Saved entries
--- START ---

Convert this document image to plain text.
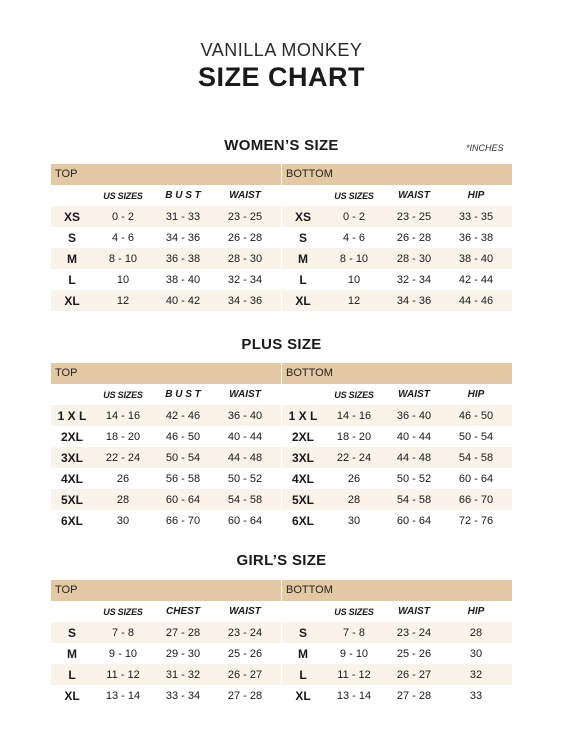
VANILLA MONKEY
SIZE CHART
WOMEN’S SIZE	*INCHES
TOP
US SIZES	B U S T	WAIST
XS	0 - 2	31 - 33	23 - 25
S	4 - 6	34 - 36	26 - 28
M	8 - 10	36 - 38	28 - 30
L	10	38 - 40	32 - 34
XL	12	40 - 42	34 - 36
BOTTOM
US SIZES	WAIST	HIP
XS	0 - 2	23 - 25	33 - 35
S	4 - 6	26 - 28	36 - 38
M	8 - 10	28 - 30	38 - 40
L	10	32 - 34	42 - 44
XL	12	34 - 36	44 - 46
PLUS SIZE
TOP
US SIZES	B U S T	WAIST
1 X L	14 - 16	42 - 46	36 - 40
2XL	18 - 20	46 - 50	40 - 44
3XL	22 - 24	50 - 54	44 - 48
4XL	26	56 - 58	50 - 52
5XL	28	60 - 64	54 - 58
6XL	30	66 - 70	60 - 64
BOTTOM
US SIZES	WAIST	HIP
1 X L	14 - 16	36 - 40	46 - 50
2XL	18 - 20	40 - 44	50 - 54
3XL	22 - 24	44 - 48	54 - 58
4XL	26	50 - 52	60 - 64
5XL	28	54 - 58	66 - 70
6XL	30	60 - 64	72 - 76
GIRL’S SIZE
TOP
US SIZES	CHEST	WAIST
S	7 - 8	27 - 28	23 - 24
M	9 - 10	29 - 30	25 - 26
L	11 - 12	31 - 32	26 - 27
XL	13 - 14	33 - 34	27 - 28
BOTTOM
US SIZES	WAIST	HIP
S	7 - 8	23 - 24	28
M	9 - 10	25 - 26	30
L	11 - 12	26 - 27	32
XL	13 - 14	27 - 28	33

--- END ---

## Stated exercise
Repeat each entry exactly as given; no pictures belong in the copy.

## Correct result
Convert this document image to plain text.
VANILLA MONKEY
SIZE CHART
WOMEN’S SIZE	*INCHES
TOP
US SIZES	B U S T	WAIST
XS	0 - 2	31 - 33	23 - 25
S	4 - 6	34 - 36	26 - 28
M	8 - 10	36 - 38	28 - 30
L	10	38 - 40	32 - 34
XL	12	40 - 42	34 - 36
BOTTOM
US SIZES	WAIST	HIP
XS	0 - 2	23 - 25	33 - 35
S	4 - 6	26 - 28	36 - 38
M	8 - 10	28 - 30	38 - 40
L	10	32 - 34	42 - 44
XL	12	34 - 36	44 - 46
PLUS SIZE
TOP
US SIZES	B U S T	WAIST
1 X L	14 - 16	42 - 46	36 - 40
2XL	18 - 20	46 - 50	40 - 44
3XL	22 - 24	50 - 54	44 - 48
4XL	26	56 - 58	50 - 52
5XL	28	60 - 64	54 - 58
6XL	30	66 - 70	60 - 64
BOTTOM
US SIZES	WAIST	HIP
1 X L	14 - 16	36 - 40	46 - 50
2XL	18 - 20	40 - 44	50 - 54
3XL	22 - 24	44 - 48	54 - 58
4XL	26	50 - 52	60 - 64
5XL	28	54 - 58	66 - 70
6XL	30	60 - 64	72 - 76
GIRL’S SIZE
TOP
US SIZES	CHEST	WAIST
S	7 - 8	27 - 28	23 - 24
M	9 - 10	29 - 30	25 - 26
L	11 - 12	31 - 32	26 - 27
XL	13 - 14	33 - 34	27 - 28
BOTTOM
US SIZES	WAIST	HIP
S	7 - 8	23 - 24	28
M	9 - 10	25 - 26	30
L	11 - 12	26 - 27	32
XL	13 - 14	27 - 28	33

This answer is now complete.